# Goal:
Count every line below in which "type" occurs, then give only the count.

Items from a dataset

-------------------------

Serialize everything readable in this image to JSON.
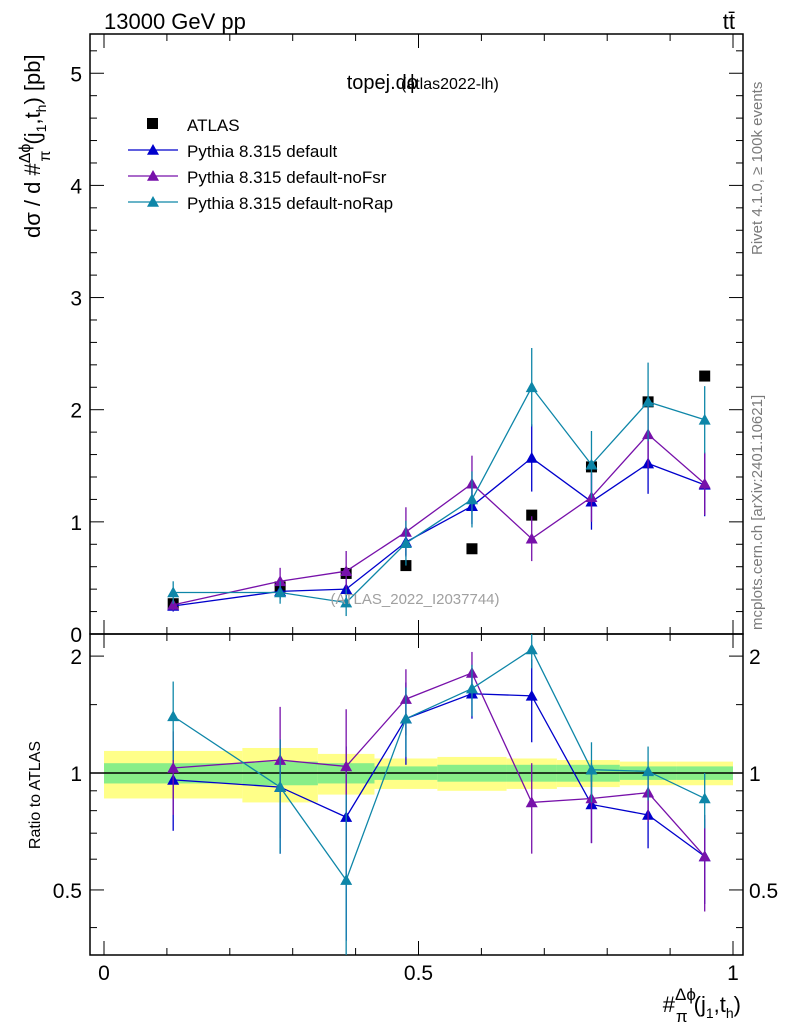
{
  "header": {
    "energy_label": "13000 GeV pp",
    "process_label": "tt̄",
    "plot_title": "topej.dϕ",
    "plot_subtitle": "(atlas2022-lh)",
    "watermark": "(ATLAS_2022_I2037744)",
    "side_right_top": "Rivet 4.1.0, ≥ 100k events",
    "side_right_bottom": "mcplots.cern.ch [arXiv:2401.10621]"
  },
  "axes": {
    "top_ylabel": "dσ / d #Δϕπ(j1,th) [pb]",
    "bottom_ylabel": "Ratio to ATLAS",
    "xlabel": "#Δϕπ(j1,th)",
    "top_ylim": [
      0,
      5.35
    ],
    "ratio_ylim": [
      0.34,
      2.28
    ],
    "xlim": [
      0,
      1
    ],
    "top_yticks": [
      "0",
      "1",
      "2",
      "3",
      "4",
      "5"
    ],
    "ratio_yticks": [
      "0.5",
      "1",
      "2"
    ],
    "xticks": [
      "0",
      "0.5",
      "1"
    ]
  },
  "chart_data": {
    "type": "scatter",
    "title": "topej.dϕ (atlas2022-lh)",
    "x": [
      0.11,
      0.28,
      0.385,
      0.48,
      0.585,
      0.68,
      0.775,
      0.865,
      0.955
    ],
    "bin_edges": [
      0,
      0.22,
      0.34,
      0.43,
      0.53,
      0.64,
      0.72,
      0.82,
      0.91,
      1.0
    ],
    "legend": [
      "ATLAS",
      "Pythia 8.315 default",
      "Pythia 8.315 default-noFsr",
      "Pythia 8.315 default-noRap"
    ],
    "series": [
      {
        "name": "ATLAS",
        "marker": "square",
        "color": "#000000",
        "values": [
          0.27,
          0.42,
          0.54,
          0.61,
          0.76,
          1.06,
          1.49,
          2.07,
          2.3
        ],
        "ratio": [
          1,
          1,
          1,
          1,
          1,
          1,
          1,
          1,
          1
        ],
        "band_green": [
          0.06,
          0.07,
          0.06,
          0.04,
          0.05,
          0.05,
          0.05,
          0.04,
          0.04
        ],
        "band_yellow": [
          0.14,
          0.16,
          0.12,
          0.09,
          0.1,
          0.09,
          0.08,
          0.07,
          0.07
        ]
      },
      {
        "name": "Pythia 8.315 default",
        "marker": "triangle",
        "color": "#0000cc",
        "values": [
          0.25,
          0.38,
          0.4,
          0.82,
          1.14,
          1.57,
          1.18,
          1.52,
          1.33
        ],
        "errors": [
          0.05,
          0.07,
          0.09,
          0.12,
          0.16,
          0.3,
          0.25,
          0.27,
          0.28
        ],
        "ratio": [
          0.96,
          0.92,
          0.77,
          1.38,
          1.6,
          1.58,
          0.83,
          0.78,
          0.61
        ],
        "ratio_errors": [
          0.25,
          0.3,
          0.4,
          0.33,
          0.22,
          0.38,
          0.17,
          0.14,
          0.15
        ]
      },
      {
        "name": "Pythia 8.315 default-noFsr",
        "marker": "triangle",
        "color": "#7711aa",
        "values": [
          0.26,
          0.47,
          0.56,
          0.91,
          1.34,
          0.85,
          1.22,
          1.78,
          1.34
        ],
        "errors": [
          0.05,
          0.12,
          0.18,
          0.22,
          0.25,
          0.2,
          0.22,
          0.3,
          0.28
        ],
        "ratio": [
          1.03,
          1.08,
          1.04,
          1.55,
          1.81,
          0.84,
          0.86,
          0.89,
          0.61
        ],
        "ratio_errors": [
          0.25,
          0.4,
          0.42,
          0.3,
          0.24,
          0.22,
          0.2,
          0.14,
          0.17
        ]
      },
      {
        "name": "Pythia 8.315 default-noRap",
        "marker": "triangle",
        "color": "#0e86a8",
        "values": [
          0.37,
          0.37,
          0.28,
          0.81,
          1.2,
          2.2,
          1.51,
          2.07,
          1.91
        ],
        "errors": [
          0.1,
          0.1,
          0.12,
          0.2,
          0.25,
          0.35,
          0.3,
          0.35,
          0.3
        ],
        "ratio": [
          1.4,
          0.92,
          0.53,
          1.38,
          1.65,
          2.08,
          1.02,
          1.01,
          0.86
        ],
        "ratio_errors": [
          0.32,
          0.3,
          0.35,
          0.28,
          0.25,
          0.22,
          0.18,
          0.16,
          0.14
        ]
      }
    ]
  }
}
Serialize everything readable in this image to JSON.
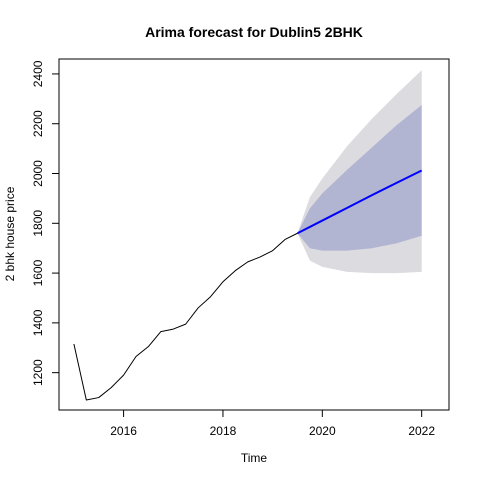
{
  "chart_data": {
    "type": "line",
    "title": "Arima forecast for Dublin5 2BHK",
    "xlabel": "Time",
    "ylabel": "2 bhk house price",
    "xlim": [
      2014.7,
      2022.55
    ],
    "ylim": [
      1050,
      2460
    ],
    "x_ticks": [
      2016,
      2018,
      2020,
      2022
    ],
    "y_ticks": [
      1200,
      1400,
      1600,
      1800,
      2000,
      2200,
      2400
    ],
    "x_tick_labels": [
      "2016",
      "2018",
      "2020",
      "2022"
    ],
    "y_tick_labels": [
      "1200",
      "1400",
      "1600",
      "1800",
      "2000",
      "2200",
      "2400"
    ],
    "grid": false,
    "legend": "none",
    "series": [
      {
        "role": "observed",
        "color": "#000000",
        "x": [
          2015.0,
          2015.25,
          2015.5,
          2015.75,
          2016.0,
          2016.25,
          2016.5,
          2016.75,
          2017.0,
          2017.25,
          2017.5,
          2017.75,
          2018.0,
          2018.25,
          2018.5,
          2018.75,
          2019.0,
          2019.25,
          2019.5
        ],
        "y": [
          1315,
          1090,
          1100,
          1140,
          1190,
          1265,
          1305,
          1365,
          1375,
          1395,
          1460,
          1505,
          1565,
          1610,
          1645,
          1665,
          1690,
          1735,
          1760
        ]
      },
      {
        "role": "forecast",
        "color": "#0000ff",
        "x": [
          2019.5,
          2020.0,
          2020.5,
          2021.0,
          2021.5,
          2022.0
        ],
        "y": [
          1760,
          1811,
          1862,
          1913,
          1963,
          2012
        ]
      }
    ],
    "intervals": [
      {
        "level": "95%",
        "color": "#dbdbe0",
        "x": [
          2019.5,
          2019.75,
          2020.0,
          2020.5,
          2021.0,
          2021.5,
          2022.0
        ],
        "lower": [
          1760,
          1650,
          1625,
          1605,
          1600,
          1600,
          1605
        ],
        "upper": [
          1760,
          1905,
          1980,
          2110,
          2220,
          2320,
          2415
        ]
      },
      {
        "level": "80%",
        "color": "#b1b5d1",
        "x": [
          2019.5,
          2019.75,
          2020.0,
          2020.5,
          2021.0,
          2021.5,
          2022.0
        ],
        "lower": [
          1760,
          1700,
          1690,
          1690,
          1700,
          1720,
          1750
        ],
        "upper": [
          1760,
          1860,
          1920,
          2015,
          2105,
          2195,
          2275
        ]
      }
    ]
  }
}
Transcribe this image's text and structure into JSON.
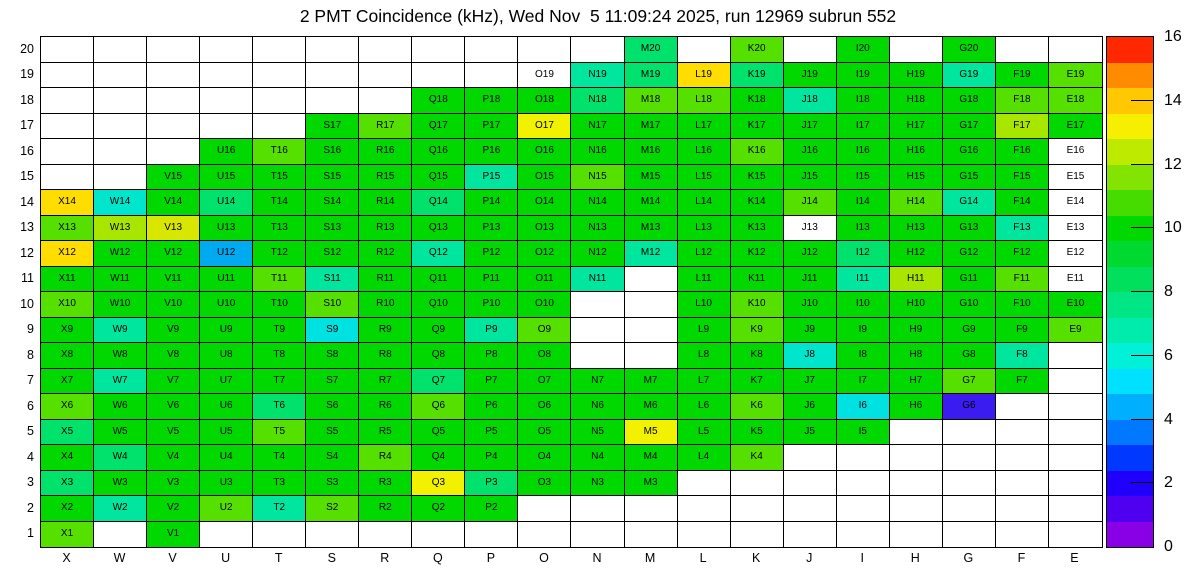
{
  "title": "2 PMT Coincidence (kHz), Wed Nov  5 11:09:24 2025, run 12969 subrun 552",
  "chart_data": {
    "type": "heatmap",
    "title": "2 PMT Coincidence (kHz), Wed Nov  5 11:09:24 2025, run 12969 subrun 552",
    "run": "12969",
    "subrun": "552",
    "timestamp": "Wed Nov  5 11:09:24 2025",
    "columns": [
      "X",
      "W",
      "V",
      "U",
      "T",
      "S",
      "R",
      "Q",
      "P",
      "O",
      "N",
      "M",
      "L",
      "K",
      "J",
      "I",
      "H",
      "G",
      "F",
      "E"
    ],
    "rows": [
      20,
      19,
      18,
      17,
      16,
      15,
      14,
      13,
      12,
      11,
      10,
      9,
      8,
      7,
      6,
      5,
      4,
      3,
      2,
      1
    ],
    "cell_color_tokens_legend": "- = empty white (no label); 0 = white cell with label; other letters = filled color classes (see palette)",
    "cell_colors": [
      "-----------e-k-g-g--",
      "---------0tedegggtgk",
      "-------gggekkgtgggkk",
      "-----gkggyggggggggmg",
      "---gkggggggggkggggg0",
      "--ggggggtgkgggggggg0",
      "dcgegggeggggggkgktg0",
      "kmvggggggggggg0gggt0",
      "dggugggtgggtgggeggg0",
      "ggggktggggt-gggtmgk0",
      "kggggkgggg--gkgggggg",
      "gtgggqggtk--gkgggggk",
      "gggggggggg--ggcgggt-",
      "gtgggggegggggggggkg-",
      "kgggeggkgggggkgqgb--",
      "egggkggggggygggg----",
      "geggggkggggggk------",
      "eggggggyeggg--------",
      "gtgktkggg-----------",
      "k-g-----------------"
    ],
    "palette": {
      "g": "#00d800",
      "k": "#55e000",
      "m": "#a8e600",
      "v": "#d8e600",
      "y": "#f2f200",
      "d": "#ffdd00",
      "e": "#00e26c",
      "t": "#00e69e",
      "c": "#00e6cc",
      "q": "#00e2e2",
      "u": "#00aaf0",
      "b": "#3b1cf0"
    },
    "value_estimates_khz": {
      "g": 9.5,
      "k": 10.5,
      "m": 11.3,
      "v": 11.7,
      "y": 12.3,
      "d": 13,
      "e": 8.3,
      "t": 7.5,
      "c": 6.8,
      "q": 6.3,
      "u": 4.8,
      "b": 1.5,
      "0": null,
      "-": null
    },
    "colorbar": {
      "min": 0,
      "max": 16,
      "tick_values": [
        0,
        2,
        4,
        6,
        8,
        10,
        12,
        14,
        16
      ],
      "colors_bottom_to_top": [
        "#8a00e6",
        "#5000f0",
        "#2000fa",
        "#0038ff",
        "#0078ff",
        "#00b0ff",
        "#00e0ff",
        "#00f0d8",
        "#00ecac",
        "#00e684",
        "#00e05c",
        "#00da30",
        "#00d800",
        "#46dc00",
        "#82e400",
        "#beea00",
        "#f6f000",
        "#ffc800",
        "#ff8c00",
        "#ff2800"
      ]
    },
    "legend_position": "right",
    "grid": true
  }
}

-------------------------

# Result of this exercise:
3